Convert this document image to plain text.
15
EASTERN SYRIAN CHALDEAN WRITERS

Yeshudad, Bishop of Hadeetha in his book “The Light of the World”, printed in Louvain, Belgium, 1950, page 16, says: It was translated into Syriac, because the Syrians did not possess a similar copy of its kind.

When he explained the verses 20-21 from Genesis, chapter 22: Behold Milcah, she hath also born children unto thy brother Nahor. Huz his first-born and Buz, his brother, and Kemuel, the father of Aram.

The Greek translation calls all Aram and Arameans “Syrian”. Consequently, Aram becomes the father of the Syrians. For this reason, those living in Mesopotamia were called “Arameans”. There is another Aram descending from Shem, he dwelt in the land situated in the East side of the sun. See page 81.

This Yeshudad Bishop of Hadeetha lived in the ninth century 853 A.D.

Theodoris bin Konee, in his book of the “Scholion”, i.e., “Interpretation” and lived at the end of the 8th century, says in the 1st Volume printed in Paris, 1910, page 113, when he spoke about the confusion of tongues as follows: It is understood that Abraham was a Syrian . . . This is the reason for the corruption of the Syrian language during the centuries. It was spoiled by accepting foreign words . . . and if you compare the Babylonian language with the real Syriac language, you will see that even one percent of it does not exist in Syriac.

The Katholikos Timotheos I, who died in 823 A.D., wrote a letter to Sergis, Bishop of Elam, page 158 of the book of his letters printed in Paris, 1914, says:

+-------+

▸ **YOUR INSTRUCTIONS**: Having read the entries above, repeat them exactly.

▸ **YOUR RESPONSE**:
Convert this document image to plain text.
15
EASTERN SYRIAN CHALDEAN WRITERS

Yeshudad, Bishop of Hadeetha in his book “The Light of the World”, printed in Louvain, Belgium, 1950, page 16, says: It was translated into Syriac, because the Syrians did not possess a similar copy of its kind.

When he explained the verses 20-21 from Genesis, chapter 22: Behold Milcah, she hath also born children unto thy brother Nahor. Huz his first-born and Buz, his brother, and Kemuel, the father of Aram.

The Greek translation calls all Aram and Arameans “Syrian”. Consequently, Aram becomes the father of the Syrians. For this reason, those living in Mesopotamia were called “Arameans”. There is another Aram descending from Shem, he dwelt in the land situated in the East side of the sun. See page 81.

This Yeshudad Bishop of Hadeetha lived in the ninth century 853 A.D.

Theodoris bin Konee, in his book of the “Scholion”, i.e., “Interpretation” and lived at the end of the 8th century, says in the 1st Volume printed in Paris, 1910, page 113, when he spoke about the confusion of tongues as follows: It is understood that Abraham was a Syrian . . . This is the reason for the corruption of the Syrian language during the centuries. It was spoiled by accepting foreign words . . . and if you compare the Babylonian language with the real Syriac language, you will see that even one percent of it does not exist in Syriac.

The Katholikos Timotheos I, who died in 823 A.D., wrote a letter to Sergis, Bishop of Elam, page 158 of the book of his letters printed in Paris, 1914, says:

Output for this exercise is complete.